» **PROBLEM STATEMENT**
Reproduce the full listing that appears beneath this instruction exactly.

» **ITEMS**
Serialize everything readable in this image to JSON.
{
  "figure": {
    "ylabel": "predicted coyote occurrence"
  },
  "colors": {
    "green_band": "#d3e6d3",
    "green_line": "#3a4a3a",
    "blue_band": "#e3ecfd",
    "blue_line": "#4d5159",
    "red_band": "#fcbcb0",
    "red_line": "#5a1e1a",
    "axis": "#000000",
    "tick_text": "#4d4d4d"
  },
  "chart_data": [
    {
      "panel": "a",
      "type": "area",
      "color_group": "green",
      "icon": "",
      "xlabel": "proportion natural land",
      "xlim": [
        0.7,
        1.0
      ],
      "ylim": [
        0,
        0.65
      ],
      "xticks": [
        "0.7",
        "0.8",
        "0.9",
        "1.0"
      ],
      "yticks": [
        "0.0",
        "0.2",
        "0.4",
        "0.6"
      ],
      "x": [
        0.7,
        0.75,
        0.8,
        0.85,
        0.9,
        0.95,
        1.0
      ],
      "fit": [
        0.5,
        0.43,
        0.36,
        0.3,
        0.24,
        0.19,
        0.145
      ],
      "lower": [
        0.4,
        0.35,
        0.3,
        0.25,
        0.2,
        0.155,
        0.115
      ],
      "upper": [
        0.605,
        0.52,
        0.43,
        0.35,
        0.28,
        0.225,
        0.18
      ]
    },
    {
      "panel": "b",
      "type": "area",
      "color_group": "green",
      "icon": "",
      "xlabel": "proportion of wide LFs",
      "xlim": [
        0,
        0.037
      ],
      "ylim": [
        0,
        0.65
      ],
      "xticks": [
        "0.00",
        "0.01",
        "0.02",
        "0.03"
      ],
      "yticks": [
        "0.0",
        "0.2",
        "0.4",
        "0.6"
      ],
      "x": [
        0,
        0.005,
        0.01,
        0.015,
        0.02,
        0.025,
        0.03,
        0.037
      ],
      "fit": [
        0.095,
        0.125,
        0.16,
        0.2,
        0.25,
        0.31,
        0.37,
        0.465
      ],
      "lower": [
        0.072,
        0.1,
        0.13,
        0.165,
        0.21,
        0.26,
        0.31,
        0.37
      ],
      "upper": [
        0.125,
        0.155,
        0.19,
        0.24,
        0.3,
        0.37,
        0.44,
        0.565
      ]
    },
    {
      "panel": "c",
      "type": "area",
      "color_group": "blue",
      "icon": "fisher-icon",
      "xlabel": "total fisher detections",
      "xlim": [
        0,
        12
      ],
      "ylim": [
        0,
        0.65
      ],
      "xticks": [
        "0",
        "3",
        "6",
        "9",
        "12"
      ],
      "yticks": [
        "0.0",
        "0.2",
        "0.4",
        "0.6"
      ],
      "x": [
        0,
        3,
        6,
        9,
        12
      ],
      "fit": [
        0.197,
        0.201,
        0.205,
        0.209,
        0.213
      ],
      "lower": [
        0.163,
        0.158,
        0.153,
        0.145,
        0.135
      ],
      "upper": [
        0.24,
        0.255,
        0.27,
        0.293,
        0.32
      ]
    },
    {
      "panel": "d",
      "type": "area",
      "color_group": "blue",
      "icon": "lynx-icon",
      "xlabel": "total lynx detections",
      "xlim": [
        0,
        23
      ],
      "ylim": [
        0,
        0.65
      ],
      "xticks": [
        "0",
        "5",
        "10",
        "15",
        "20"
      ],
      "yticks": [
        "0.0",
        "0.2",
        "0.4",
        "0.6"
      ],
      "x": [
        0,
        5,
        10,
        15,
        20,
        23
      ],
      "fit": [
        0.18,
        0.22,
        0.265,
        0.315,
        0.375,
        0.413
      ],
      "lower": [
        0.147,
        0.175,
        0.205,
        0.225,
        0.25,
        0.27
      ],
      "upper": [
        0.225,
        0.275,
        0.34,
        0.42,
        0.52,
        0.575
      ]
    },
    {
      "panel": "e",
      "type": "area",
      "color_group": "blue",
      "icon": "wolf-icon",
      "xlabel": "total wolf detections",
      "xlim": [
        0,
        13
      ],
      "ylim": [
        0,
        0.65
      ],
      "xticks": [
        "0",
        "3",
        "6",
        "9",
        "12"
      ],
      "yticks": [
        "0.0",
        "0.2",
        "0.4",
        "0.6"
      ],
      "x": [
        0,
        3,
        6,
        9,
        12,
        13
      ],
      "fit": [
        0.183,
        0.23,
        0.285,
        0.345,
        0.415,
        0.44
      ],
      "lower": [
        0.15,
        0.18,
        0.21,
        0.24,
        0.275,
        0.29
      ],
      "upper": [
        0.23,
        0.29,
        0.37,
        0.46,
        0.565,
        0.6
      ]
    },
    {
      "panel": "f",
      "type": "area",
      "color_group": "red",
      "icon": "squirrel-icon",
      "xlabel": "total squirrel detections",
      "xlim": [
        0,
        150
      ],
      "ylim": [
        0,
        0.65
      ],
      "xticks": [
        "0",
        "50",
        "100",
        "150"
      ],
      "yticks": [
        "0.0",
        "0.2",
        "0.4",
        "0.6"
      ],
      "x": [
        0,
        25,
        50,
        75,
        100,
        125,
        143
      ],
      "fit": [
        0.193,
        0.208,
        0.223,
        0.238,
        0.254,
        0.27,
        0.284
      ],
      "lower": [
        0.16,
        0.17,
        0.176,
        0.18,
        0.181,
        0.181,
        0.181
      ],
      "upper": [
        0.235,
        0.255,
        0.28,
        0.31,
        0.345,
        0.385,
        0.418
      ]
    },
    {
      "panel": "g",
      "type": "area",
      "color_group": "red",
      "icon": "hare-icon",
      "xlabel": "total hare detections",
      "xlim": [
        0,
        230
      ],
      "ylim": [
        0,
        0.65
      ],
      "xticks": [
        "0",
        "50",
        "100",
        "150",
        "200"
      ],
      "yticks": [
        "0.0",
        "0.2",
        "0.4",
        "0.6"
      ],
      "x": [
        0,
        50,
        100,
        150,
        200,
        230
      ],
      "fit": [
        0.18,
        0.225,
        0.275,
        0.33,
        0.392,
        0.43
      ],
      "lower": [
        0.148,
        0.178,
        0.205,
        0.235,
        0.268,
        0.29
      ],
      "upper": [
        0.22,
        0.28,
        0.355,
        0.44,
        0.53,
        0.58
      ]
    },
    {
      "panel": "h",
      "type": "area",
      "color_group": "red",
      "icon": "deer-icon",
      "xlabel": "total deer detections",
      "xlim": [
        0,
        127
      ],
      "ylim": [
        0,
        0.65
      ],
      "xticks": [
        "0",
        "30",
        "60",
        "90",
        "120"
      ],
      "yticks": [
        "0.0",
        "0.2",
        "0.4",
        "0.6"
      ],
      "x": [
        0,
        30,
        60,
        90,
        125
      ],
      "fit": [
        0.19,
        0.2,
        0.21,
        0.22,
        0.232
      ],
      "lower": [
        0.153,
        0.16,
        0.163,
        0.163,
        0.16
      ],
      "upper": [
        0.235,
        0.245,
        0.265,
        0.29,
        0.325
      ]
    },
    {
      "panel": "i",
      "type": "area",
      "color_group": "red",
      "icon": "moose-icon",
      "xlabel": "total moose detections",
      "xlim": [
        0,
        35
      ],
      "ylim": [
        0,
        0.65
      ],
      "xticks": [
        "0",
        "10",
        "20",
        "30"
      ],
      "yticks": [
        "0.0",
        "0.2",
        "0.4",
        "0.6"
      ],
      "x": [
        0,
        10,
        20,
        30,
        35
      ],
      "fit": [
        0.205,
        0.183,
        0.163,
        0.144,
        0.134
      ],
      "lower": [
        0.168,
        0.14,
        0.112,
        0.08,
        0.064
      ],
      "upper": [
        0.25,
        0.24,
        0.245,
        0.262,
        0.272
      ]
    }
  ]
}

» **PROBLEM SOLUTION**
Serialize everything readable in this image to JSON.
{
  "figure": {
    "ylabel": "predicted coyote occurrence"
  },
  "colors": {
    "green_band": "#d3e6d3",
    "green_line": "#3a4a3a",
    "blue_band": "#e3ecfd",
    "blue_line": "#4d5159",
    "red_band": "#fcbcb0",
    "red_line": "#5a1e1a",
    "axis": "#000000",
    "tick_text": "#4d4d4d"
  },
  "chart_data": [
    {
      "panel": "a",
      "type": "area",
      "color_group": "green",
      "icon": "",
      "xlabel": "proportion natural land",
      "xlim": [
        0.7,
        1.0
      ],
      "ylim": [
        0,
        0.65
      ],
      "xticks": [
        "0.7",
        "0.8",
        "0.9",
        "1.0"
      ],
      "yticks": [
        "0.0",
        "0.2",
        "0.4",
        "0.6"
      ],
      "x": [
        0.7,
        0.75,
        0.8,
        0.85,
        0.9,
        0.95,
        1.0
      ],
      "fit": [
        0.5,
        0.43,
        0.36,
        0.3,
        0.24,
        0.19,
        0.145
      ],
      "lower": [
        0.4,
        0.35,
        0.3,
        0.25,
        0.2,
        0.155,
        0.115
      ],
      "upper": [
        0.605,
        0.52,
        0.43,
        0.35,
        0.28,
        0.225,
        0.18
      ]
    },
    {
      "panel": "b",
      "type": "area",
      "color_group": "green",
      "icon": "",
      "xlabel": "proportion of wide LFs",
      "xlim": [
        0,
        0.037
      ],
      "ylim": [
        0,
        0.65
      ],
      "xticks": [
        "0.00",
        "0.01",
        "0.02",
        "0.03"
      ],
      "yticks": [
        "0.0",
        "0.2",
        "0.4",
        "0.6"
      ],
      "x": [
        0,
        0.005,
        0.01,
        0.015,
        0.02,
        0.025,
        0.03,
        0.037
      ],
      "fit": [
        0.095,
        0.125,
        0.16,
        0.2,
        0.25,
        0.31,
        0.37,
        0.465
      ],
      "lower": [
        0.072,
        0.1,
        0.13,
        0.165,
        0.21,
        0.26,
        0.31,
        0.37
      ],
      "upper": [
        0.125,
        0.155,
        0.19,
        0.24,
        0.3,
        0.37,
        0.44,
        0.565
      ]
    },
    {
      "panel": "c",
      "type": "area",
      "color_group": "blue",
      "icon": "fisher-icon",
      "xlabel": "total fisher detections",
      "xlim": [
        0,
        12
      ],
      "ylim": [
        0,
        0.65
      ],
      "xticks": [
        "0",
        "3",
        "6",
        "9",
        "12"
      ],
      "yticks": [
        "0.0",
        "0.2",
        "0.4",
        "0.6"
      ],
      "x": [
        0,
        3,
        6,
        9,
        12
      ],
      "fit": [
        0.197,
        0.201,
        0.205,
        0.209,
        0.213
      ],
      "lower": [
        0.163,
        0.158,
        0.153,
        0.145,
        0.135
      ],
      "upper": [
        0.24,
        0.255,
        0.27,
        0.293,
        0.32
      ]
    },
    {
      "panel": "d",
      "type": "area",
      "color_group": "blue",
      "icon": "lynx-icon",
      "xlabel": "total lynx detections",
      "xlim": [
        0,
        23
      ],
      "ylim": [
        0,
        0.65
      ],
      "xticks": [
        "0",
        "5",
        "10",
        "15",
        "20"
      ],
      "yticks": [
        "0.0",
        "0.2",
        "0.4",
        "0.6"
      ],
      "x": [
        0,
        5,
        10,
        15,
        20,
        23
      ],
      "fit": [
        0.18,
        0.22,
        0.265,
        0.315,
        0.375,
        0.413
      ],
      "lower": [
        0.147,
        0.175,
        0.205,
        0.225,
        0.25,
        0.27
      ],
      "upper": [
        0.225,
        0.275,
        0.34,
        0.42,
        0.52,
        0.575
      ]
    },
    {
      "panel": "e",
      "type": "area",
      "color_group": "blue",
      "icon": "wolf-icon",
      "xlabel": "total wolf detections",
      "xlim": [
        0,
        13
      ],
      "ylim": [
        0,
        0.65
      ],
      "xticks": [
        "0",
        "3",
        "6",
        "9",
        "12"
      ],
      "yticks": [
        "0.0",
        "0.2",
        "0.4",
        "0.6"
      ],
      "x": [
        0,
        3,
        6,
        9,
        12,
        13
      ],
      "fit": [
        0.183,
        0.23,
        0.285,
        0.345,
        0.415,
        0.44
      ],
      "lower": [
        0.15,
        0.18,
        0.21,
        0.24,
        0.275,
        0.29
      ],
      "upper": [
        0.23,
        0.29,
        0.37,
        0.46,
        0.565,
        0.6
      ]
    },
    {
      "panel": "f",
      "type": "area",
      "color_group": "red",
      "icon": "squirrel-icon",
      "xlabel": "total squirrel detections",
      "xlim": [
        0,
        150
      ],
      "ylim": [
        0,
        0.65
      ],
      "xticks": [
        "0",
        "50",
        "100",
        "150"
      ],
      "yticks": [
        "0.0",
        "0.2",
        "0.4",
        "0.6"
      ],
      "x": [
        0,
        25,
        50,
        75,
        100,
        125,
        143
      ],
      "fit": [
        0.193,
        0.208,
        0.223,
        0.238,
        0.254,
        0.27,
        0.284
      ],
      "lower": [
        0.16,
        0.17,
        0.176,
        0.18,
        0.181,
        0.181,
        0.181
      ],
      "upper": [
        0.235,
        0.255,
        0.28,
        0.31,
        0.345,
        0.385,
        0.418
      ]
    },
    {
      "panel": "g",
      "type": "area",
      "color_group": "red",
      "icon": "hare-icon",
      "xlabel": "total hare detections",
      "xlim": [
        0,
        230
      ],
      "ylim": [
        0,
        0.65
      ],
      "xticks": [
        "0",
        "50",
        "100",
        "150",
        "200"
      ],
      "yticks": [
        "0.0",
        "0.2",
        "0.4",
        "0.6"
      ],
      "x": [
        0,
        50,
        100,
        150,
        200,
        230
      ],
      "fit": [
        0.18,
        0.225,
        0.275,
        0.33,
        0.392,
        0.43
      ],
      "lower": [
        0.148,
        0.178,
        0.205,
        0.235,
        0.268,
        0.29
      ],
      "upper": [
        0.22,
        0.28,
        0.355,
        0.44,
        0.53,
        0.58
      ]
    },
    {
      "panel": "h",
      "type": "area",
      "color_group": "red",
      "icon": "deer-icon",
      "xlabel": "total deer detections",
      "xlim": [
        0,
        127
      ],
      "ylim": [
        0,
        0.65
      ],
      "xticks": [
        "0",
        "30",
        "60",
        "90",
        "120"
      ],
      "yticks": [
        "0.0",
        "0.2",
        "0.4",
        "0.6"
      ],
      "x": [
        0,
        30,
        60,
        90,
        125
      ],
      "fit": [
        0.19,
        0.2,
        0.21,
        0.22,
        0.232
      ],
      "lower": [
        0.153,
        0.16,
        0.163,
        0.163,
        0.16
      ],
      "upper": [
        0.235,
        0.245,
        0.265,
        0.29,
        0.325
      ]
    },
    {
      "panel": "i",
      "type": "area",
      "color_group": "red",
      "icon": "moose-icon",
      "xlabel": "total moose detections",
      "xlim": [
        0,
        35
      ],
      "ylim": [
        0,
        0.65
      ],
      "xticks": [
        "0",
        "10",
        "20",
        "30"
      ],
      "yticks": [
        "0.0",
        "0.2",
        "0.4",
        "0.6"
      ],
      "x": [
        0,
        10,
        20,
        30,
        35
      ],
      "fit": [
        0.205,
        0.183,
        0.163,
        0.144,
        0.134
      ],
      "lower": [
        0.168,
        0.14,
        0.112,
        0.08,
        0.064
      ],
      "upper": [
        0.25,
        0.24,
        0.245,
        0.262,
        0.272
      ]
    }
  ]
}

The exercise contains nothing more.